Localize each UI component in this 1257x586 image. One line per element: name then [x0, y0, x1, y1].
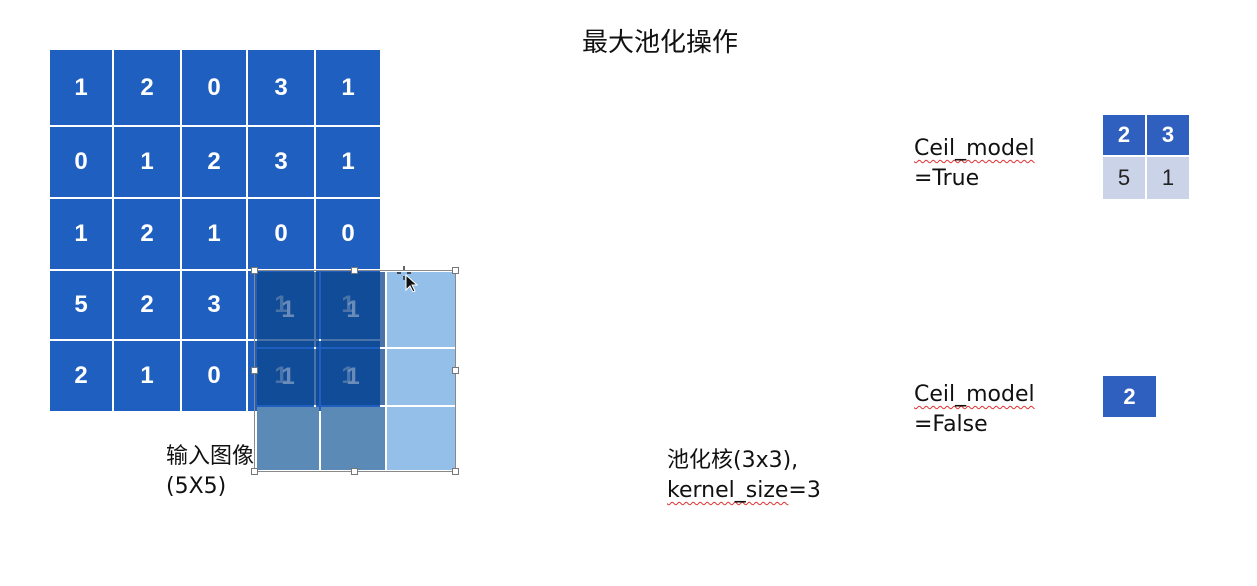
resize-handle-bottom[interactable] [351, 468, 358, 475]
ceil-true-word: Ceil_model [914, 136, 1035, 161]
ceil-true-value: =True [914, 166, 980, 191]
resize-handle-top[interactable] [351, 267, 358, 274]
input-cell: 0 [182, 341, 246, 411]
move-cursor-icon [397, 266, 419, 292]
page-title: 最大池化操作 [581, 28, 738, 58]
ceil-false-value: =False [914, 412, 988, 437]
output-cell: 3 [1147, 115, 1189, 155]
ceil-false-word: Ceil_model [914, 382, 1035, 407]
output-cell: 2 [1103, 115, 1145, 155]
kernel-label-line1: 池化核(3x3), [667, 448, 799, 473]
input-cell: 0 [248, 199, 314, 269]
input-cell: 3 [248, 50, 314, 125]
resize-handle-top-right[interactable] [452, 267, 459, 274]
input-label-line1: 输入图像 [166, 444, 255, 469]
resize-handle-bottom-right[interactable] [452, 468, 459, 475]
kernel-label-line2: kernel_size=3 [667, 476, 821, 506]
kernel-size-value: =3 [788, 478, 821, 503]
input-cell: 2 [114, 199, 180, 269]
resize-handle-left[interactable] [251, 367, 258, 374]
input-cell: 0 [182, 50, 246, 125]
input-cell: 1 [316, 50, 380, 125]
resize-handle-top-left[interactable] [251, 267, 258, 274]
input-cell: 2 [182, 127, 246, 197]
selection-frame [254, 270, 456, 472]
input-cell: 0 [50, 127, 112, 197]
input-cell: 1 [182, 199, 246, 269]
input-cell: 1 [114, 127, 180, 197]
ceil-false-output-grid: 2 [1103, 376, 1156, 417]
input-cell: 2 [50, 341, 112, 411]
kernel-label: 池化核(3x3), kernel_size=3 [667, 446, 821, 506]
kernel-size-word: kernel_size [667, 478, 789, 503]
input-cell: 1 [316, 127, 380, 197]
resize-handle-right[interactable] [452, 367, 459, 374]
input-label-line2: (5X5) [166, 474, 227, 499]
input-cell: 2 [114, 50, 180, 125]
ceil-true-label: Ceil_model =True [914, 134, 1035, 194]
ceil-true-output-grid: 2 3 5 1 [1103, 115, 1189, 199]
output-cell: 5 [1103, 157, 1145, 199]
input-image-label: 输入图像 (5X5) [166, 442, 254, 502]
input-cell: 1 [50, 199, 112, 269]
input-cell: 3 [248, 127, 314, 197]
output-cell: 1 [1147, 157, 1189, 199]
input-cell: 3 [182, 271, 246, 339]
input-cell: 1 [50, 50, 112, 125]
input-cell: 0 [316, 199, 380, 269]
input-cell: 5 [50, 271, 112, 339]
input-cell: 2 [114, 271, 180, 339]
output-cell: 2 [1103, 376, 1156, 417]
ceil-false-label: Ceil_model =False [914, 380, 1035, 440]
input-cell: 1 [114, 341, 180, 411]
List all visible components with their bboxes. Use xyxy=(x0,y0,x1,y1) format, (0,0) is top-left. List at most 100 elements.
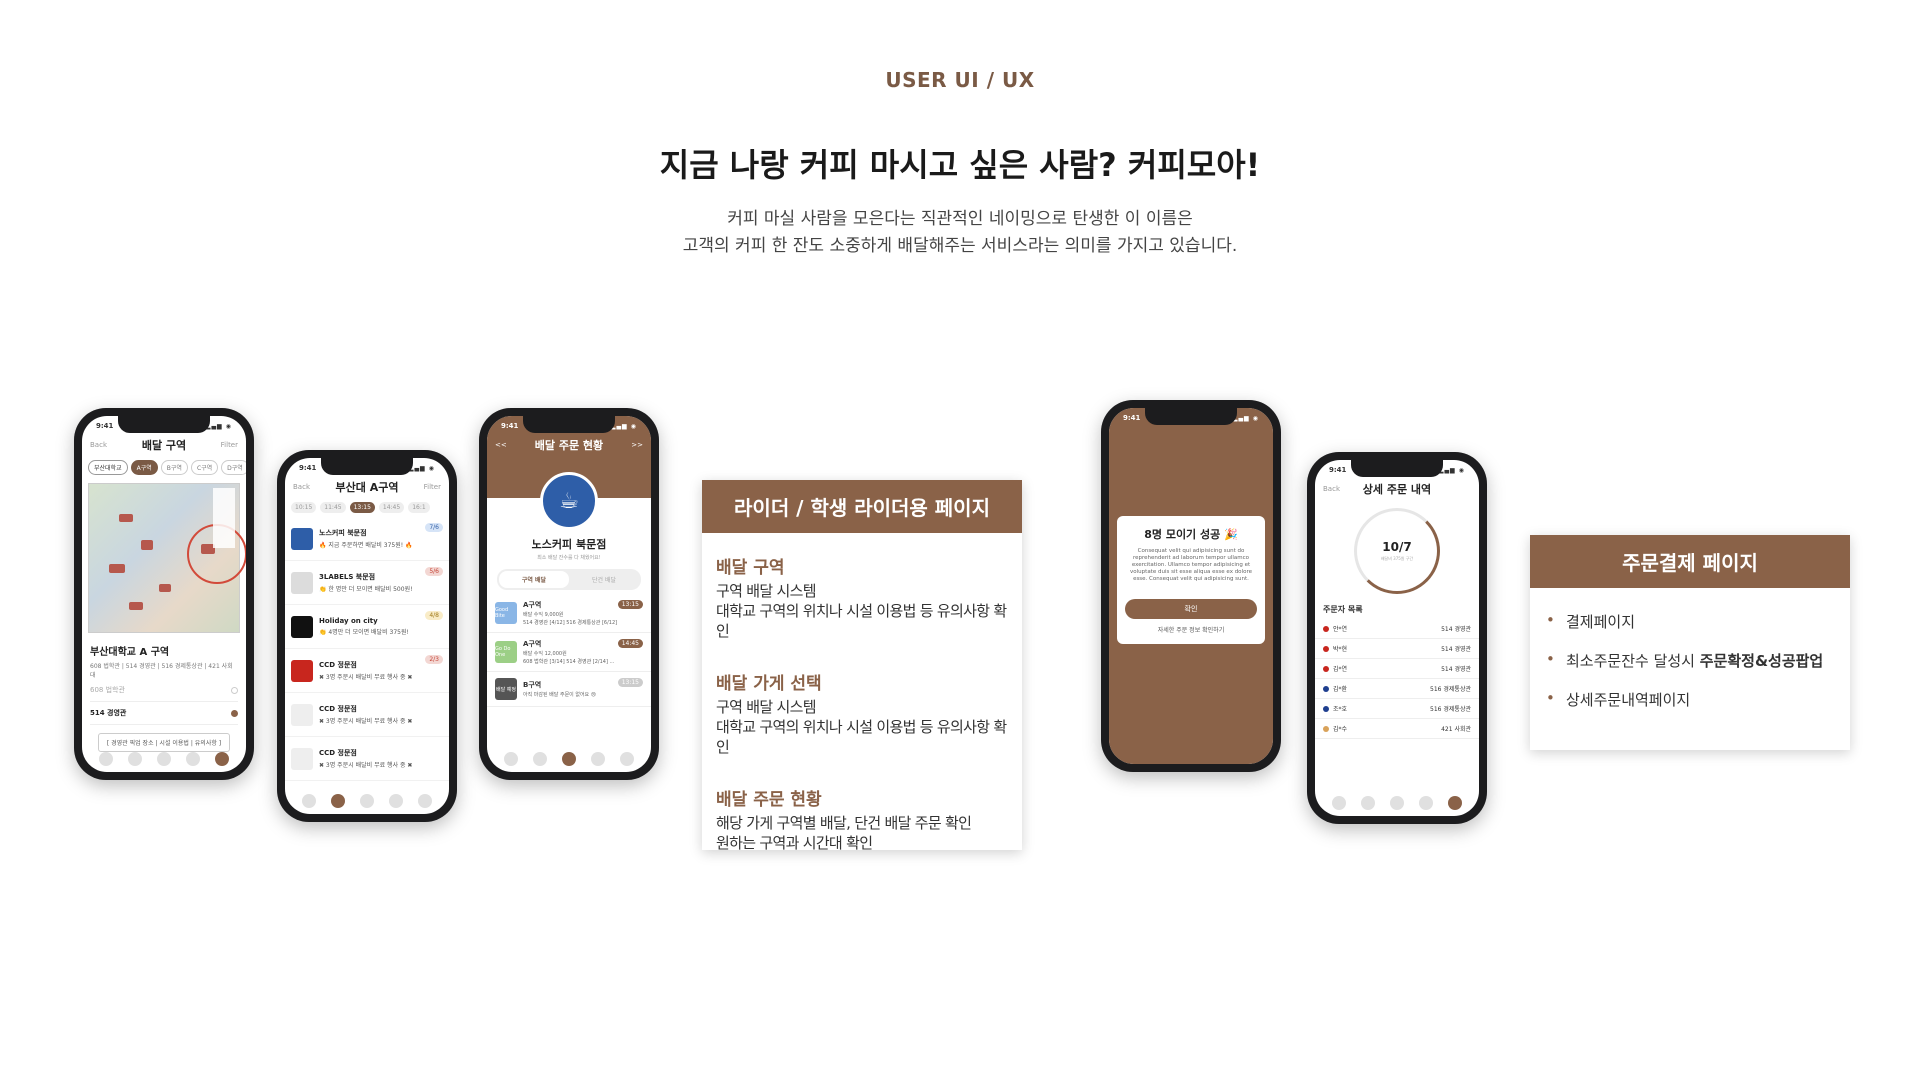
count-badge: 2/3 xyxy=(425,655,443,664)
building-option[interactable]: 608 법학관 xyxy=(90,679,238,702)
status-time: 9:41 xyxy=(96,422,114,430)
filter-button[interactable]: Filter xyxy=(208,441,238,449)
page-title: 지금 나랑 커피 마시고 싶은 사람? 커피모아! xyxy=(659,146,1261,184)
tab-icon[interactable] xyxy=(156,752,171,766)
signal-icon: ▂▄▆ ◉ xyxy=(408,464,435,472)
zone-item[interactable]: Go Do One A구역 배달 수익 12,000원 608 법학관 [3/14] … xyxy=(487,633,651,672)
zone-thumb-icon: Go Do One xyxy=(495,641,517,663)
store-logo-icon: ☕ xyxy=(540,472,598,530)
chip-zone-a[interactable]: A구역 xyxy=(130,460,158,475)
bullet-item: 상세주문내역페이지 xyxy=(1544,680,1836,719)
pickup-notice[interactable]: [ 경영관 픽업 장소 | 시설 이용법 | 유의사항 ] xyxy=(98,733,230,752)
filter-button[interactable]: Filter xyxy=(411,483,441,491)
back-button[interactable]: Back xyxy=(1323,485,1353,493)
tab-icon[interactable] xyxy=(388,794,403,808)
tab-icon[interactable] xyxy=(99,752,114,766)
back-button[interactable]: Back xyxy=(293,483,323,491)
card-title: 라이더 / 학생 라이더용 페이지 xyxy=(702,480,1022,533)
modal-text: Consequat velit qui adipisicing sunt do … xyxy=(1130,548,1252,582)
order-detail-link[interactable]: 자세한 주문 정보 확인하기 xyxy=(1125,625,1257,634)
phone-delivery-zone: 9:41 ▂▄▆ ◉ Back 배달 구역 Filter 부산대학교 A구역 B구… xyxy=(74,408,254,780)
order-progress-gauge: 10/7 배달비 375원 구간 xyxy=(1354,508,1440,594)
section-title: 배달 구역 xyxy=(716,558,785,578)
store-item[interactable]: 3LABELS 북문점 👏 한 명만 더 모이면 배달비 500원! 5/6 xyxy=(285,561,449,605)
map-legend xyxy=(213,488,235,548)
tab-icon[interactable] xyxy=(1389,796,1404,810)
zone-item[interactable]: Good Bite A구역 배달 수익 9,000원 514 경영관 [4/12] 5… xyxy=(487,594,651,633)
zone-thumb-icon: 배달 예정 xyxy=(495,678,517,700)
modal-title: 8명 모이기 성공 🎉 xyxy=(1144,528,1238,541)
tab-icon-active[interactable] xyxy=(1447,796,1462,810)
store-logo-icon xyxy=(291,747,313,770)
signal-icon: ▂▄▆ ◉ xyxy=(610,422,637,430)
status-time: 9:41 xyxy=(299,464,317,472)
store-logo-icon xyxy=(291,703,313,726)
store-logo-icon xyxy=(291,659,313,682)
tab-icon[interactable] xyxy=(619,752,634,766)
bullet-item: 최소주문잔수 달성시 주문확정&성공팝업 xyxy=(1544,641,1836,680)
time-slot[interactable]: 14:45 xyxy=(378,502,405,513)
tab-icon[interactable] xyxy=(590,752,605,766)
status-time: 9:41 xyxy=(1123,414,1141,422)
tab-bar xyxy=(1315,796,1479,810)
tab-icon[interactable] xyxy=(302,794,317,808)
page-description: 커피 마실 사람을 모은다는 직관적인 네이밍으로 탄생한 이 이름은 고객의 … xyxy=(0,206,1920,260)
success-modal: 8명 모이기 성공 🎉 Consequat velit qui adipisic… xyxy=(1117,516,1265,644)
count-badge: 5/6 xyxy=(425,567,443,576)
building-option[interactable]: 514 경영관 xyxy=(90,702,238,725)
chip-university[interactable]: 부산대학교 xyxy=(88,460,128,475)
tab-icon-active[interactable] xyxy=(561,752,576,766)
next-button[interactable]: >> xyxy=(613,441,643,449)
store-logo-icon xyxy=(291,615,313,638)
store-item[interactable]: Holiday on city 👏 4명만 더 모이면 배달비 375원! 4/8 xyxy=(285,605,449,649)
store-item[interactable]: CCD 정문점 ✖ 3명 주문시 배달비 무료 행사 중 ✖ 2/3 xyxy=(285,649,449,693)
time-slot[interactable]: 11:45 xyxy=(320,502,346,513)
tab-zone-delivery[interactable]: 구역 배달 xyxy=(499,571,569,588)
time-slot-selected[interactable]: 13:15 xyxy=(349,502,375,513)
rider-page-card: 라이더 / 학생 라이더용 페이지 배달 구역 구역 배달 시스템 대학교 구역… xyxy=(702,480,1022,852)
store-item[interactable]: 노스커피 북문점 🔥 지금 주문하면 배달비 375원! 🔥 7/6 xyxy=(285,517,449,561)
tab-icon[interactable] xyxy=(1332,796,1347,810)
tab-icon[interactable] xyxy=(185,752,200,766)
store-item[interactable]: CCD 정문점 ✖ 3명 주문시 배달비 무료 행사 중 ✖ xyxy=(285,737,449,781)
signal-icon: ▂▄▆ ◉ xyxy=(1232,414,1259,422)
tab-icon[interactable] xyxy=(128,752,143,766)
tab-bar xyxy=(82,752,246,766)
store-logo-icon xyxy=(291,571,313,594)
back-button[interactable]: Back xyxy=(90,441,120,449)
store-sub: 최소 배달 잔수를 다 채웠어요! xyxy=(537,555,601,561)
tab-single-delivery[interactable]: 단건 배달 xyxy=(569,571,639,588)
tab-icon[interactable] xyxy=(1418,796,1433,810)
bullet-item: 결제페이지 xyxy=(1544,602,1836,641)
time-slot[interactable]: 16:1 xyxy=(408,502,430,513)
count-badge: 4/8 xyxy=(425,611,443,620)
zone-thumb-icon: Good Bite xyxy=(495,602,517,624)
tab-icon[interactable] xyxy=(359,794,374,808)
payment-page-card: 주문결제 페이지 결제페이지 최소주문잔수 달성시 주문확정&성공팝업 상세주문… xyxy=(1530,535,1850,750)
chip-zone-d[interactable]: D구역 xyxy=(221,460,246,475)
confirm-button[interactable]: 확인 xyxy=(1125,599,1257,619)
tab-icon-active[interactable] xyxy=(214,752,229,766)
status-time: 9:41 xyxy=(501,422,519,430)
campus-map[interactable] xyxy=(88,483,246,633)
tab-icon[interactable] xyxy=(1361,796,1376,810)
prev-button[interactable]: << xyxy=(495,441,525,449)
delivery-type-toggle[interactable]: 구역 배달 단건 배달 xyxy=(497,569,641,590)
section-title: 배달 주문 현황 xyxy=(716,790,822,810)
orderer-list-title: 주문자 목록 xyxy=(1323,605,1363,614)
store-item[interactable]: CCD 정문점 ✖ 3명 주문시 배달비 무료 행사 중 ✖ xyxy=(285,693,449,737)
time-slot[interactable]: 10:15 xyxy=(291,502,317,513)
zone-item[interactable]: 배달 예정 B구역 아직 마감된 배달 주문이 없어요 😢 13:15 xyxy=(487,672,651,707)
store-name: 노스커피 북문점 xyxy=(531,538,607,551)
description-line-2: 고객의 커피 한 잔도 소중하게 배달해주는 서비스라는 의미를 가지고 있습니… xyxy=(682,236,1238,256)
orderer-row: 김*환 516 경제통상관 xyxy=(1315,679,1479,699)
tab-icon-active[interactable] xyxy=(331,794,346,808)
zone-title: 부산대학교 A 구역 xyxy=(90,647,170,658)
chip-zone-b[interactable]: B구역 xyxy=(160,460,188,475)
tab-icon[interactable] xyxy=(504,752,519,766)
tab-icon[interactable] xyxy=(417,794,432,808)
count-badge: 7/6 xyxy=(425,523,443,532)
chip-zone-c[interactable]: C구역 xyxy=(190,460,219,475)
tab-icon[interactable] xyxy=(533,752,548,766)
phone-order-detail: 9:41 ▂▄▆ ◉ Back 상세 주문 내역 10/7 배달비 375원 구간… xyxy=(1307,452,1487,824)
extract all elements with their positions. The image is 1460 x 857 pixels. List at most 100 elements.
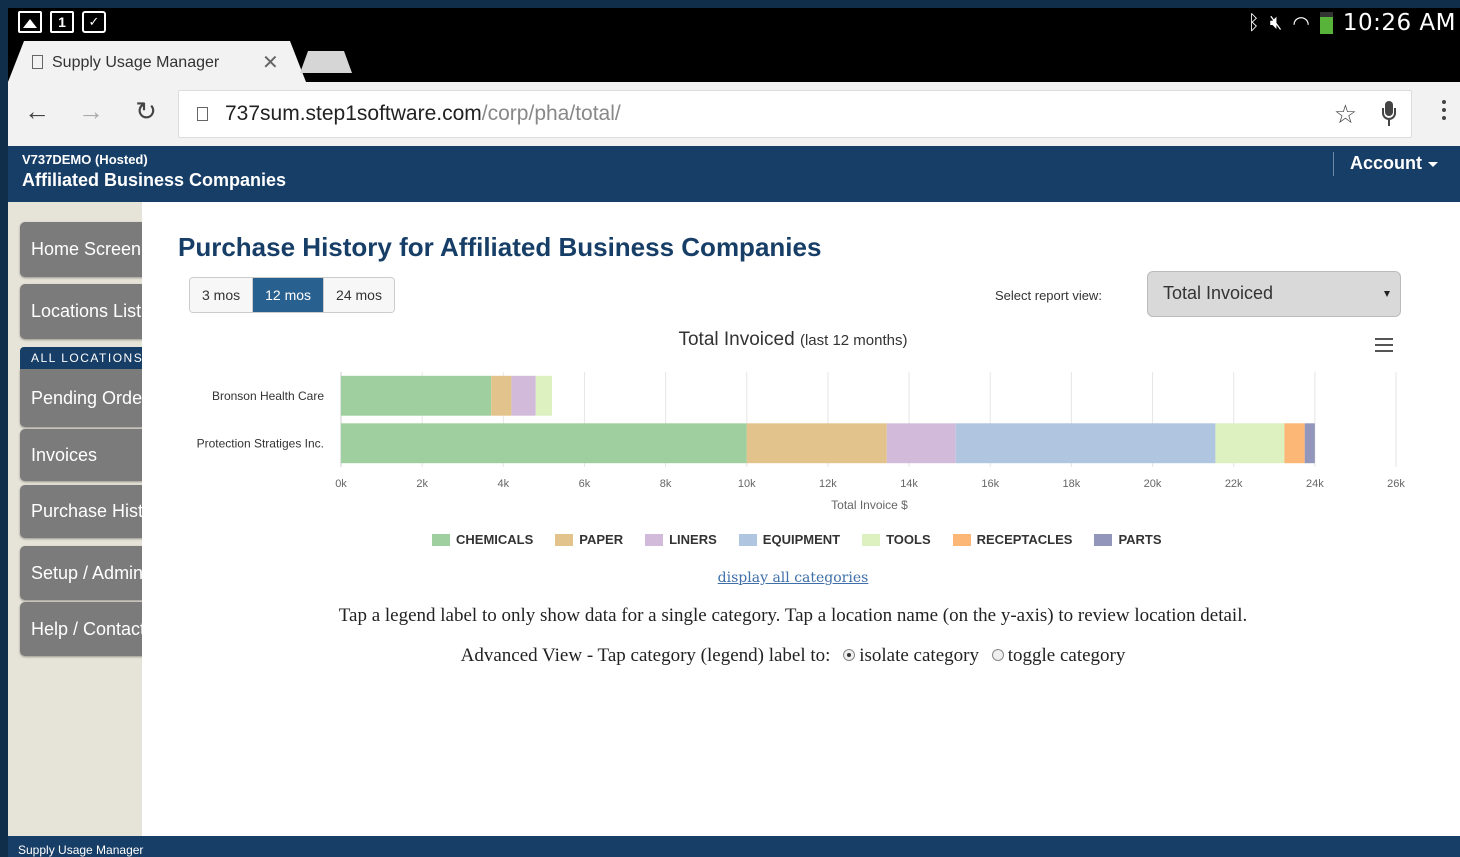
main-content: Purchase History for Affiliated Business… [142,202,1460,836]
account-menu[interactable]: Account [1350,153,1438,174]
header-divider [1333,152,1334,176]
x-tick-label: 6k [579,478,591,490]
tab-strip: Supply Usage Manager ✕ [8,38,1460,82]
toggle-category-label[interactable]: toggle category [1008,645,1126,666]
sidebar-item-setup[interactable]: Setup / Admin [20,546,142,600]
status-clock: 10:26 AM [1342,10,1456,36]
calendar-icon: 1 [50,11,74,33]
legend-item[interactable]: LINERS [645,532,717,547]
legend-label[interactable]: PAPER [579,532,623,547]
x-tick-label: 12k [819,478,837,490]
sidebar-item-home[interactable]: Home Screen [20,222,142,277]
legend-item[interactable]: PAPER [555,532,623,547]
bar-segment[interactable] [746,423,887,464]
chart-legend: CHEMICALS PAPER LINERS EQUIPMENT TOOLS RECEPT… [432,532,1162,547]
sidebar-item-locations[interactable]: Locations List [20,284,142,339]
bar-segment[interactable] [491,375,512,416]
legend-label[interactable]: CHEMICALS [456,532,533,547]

§ §

* **Your task**
Copy out, character for character, every line of the material from the line containing "count-badge: 2/3 xyxy=(425,655,443,664)" down to the line containing "section-title: 배달 구역 xyxy=(716,558,785,578)", including both of those lines.

* **Result**
count-badge: 2/3 xyxy=(425,655,443,664)
building-option[interactable]: 608 법학관 xyxy=(90,679,238,702)
status-time: 9:41 xyxy=(96,422,114,430)
filter-button[interactable]: Filter xyxy=(208,441,238,449)
page-title: 지금 나랑 커피 마시고 싶은 사람? 커피모아! xyxy=(659,146,1261,184)
tab-icon[interactable] xyxy=(156,752,171,766)
signal-icon: ▂▄▆ ◉ xyxy=(408,464,435,472)
zone-item[interactable]: Go Do One A구역 배달 수익 12,000원 608 법학관 [3/14] … xyxy=(487,633,651,672)
zone-thumb-icon: Go Do One xyxy=(495,641,517,663)
store-logo-icon: ☕ xyxy=(540,472,598,530)
chip-zone-a[interactable]: A구역 xyxy=(130,460,158,475)
bullet-item: 상세주문내역페이지 xyxy=(1544,680,1836,719)
pickup-notice[interactable]: [ 경영관 픽업 장소 | 시설 이용법 | 유의사항 ] xyxy=(98,733,230,752)
filter-button[interactable]: Filter xyxy=(411,483,441,491)
back-button[interactable]: Back xyxy=(1323,485,1353,493)
tab-icon[interactable] xyxy=(388,794,403,808)
tab-icon[interactable] xyxy=(99,752,114,766)
back-button[interactable]: Back xyxy=(293,483,323,491)
card-title: 라이더 / 학생 라이더용 페이지 xyxy=(702,480,1022,533)
modal-text: Consequat velit qui adipisicing sunt do … xyxy=(1130,548,1252,582)
order-detail-link[interactable]: 자세한 주문 정보 확인하기 xyxy=(1125,625,1257,634)
phone-delivery-zone: 9:41 ▂▄▆ ◉ Back 배달 구역 Filter 부산대학교 A구역 B구… xyxy=(74,408,254,780)
order-progress-gauge: 10/7 배달비 375원 구간 xyxy=(1354,508,1440,594)
section-title: 배달 구역 xyxy=(716,558,785,578)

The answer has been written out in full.